— start of Provided material —

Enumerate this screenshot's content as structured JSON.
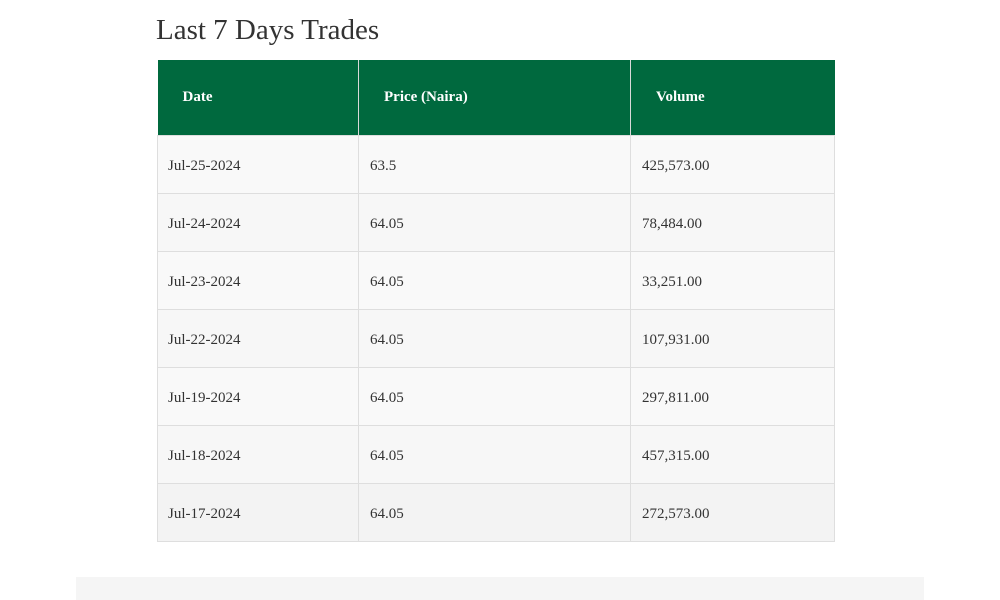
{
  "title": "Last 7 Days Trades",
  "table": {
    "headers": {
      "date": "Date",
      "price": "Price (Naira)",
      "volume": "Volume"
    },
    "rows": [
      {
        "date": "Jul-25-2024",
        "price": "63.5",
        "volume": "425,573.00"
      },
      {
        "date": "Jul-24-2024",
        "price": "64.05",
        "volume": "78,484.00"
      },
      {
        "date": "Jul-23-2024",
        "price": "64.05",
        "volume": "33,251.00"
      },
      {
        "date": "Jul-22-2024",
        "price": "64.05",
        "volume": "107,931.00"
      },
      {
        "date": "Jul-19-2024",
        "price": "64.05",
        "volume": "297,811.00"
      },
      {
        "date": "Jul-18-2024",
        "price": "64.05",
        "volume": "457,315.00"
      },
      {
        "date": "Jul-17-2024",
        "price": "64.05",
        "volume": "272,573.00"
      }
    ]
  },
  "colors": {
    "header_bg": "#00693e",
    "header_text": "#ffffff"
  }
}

— end of Provided material —

Description of the task - Drop the images and repeat the data exactly.

Answer -
Enumerate this screenshot's content as structured JSON.
{
  "title": "Last 7 Days Trades",
  "table": {
    "headers": {
      "date": "Date",
      "price": "Price (Naira)",
      "volume": "Volume"
    },
    "rows": [
      {
        "date": "Jul-25-2024",
        "price": "63.5",
        "volume": "425,573.00"
      },
      {
        "date": "Jul-24-2024",
        "price": "64.05",
        "volume": "78,484.00"
      },
      {
        "date": "Jul-23-2024",
        "price": "64.05",
        "volume": "33,251.00"
      },
      {
        "date": "Jul-22-2024",
        "price": "64.05",
        "volume": "107,931.00"
      },
      {
        "date": "Jul-19-2024",
        "price": "64.05",
        "volume": "297,811.00"
      },
      {
        "date": "Jul-18-2024",
        "price": "64.05",
        "volume": "457,315.00"
      },
      {
        "date": "Jul-17-2024",
        "price": "64.05",
        "volume": "272,573.00"
      }
    ]
  },
  "colors": {
    "header_bg": "#00693e",
    "header_text": "#ffffff"
  }
}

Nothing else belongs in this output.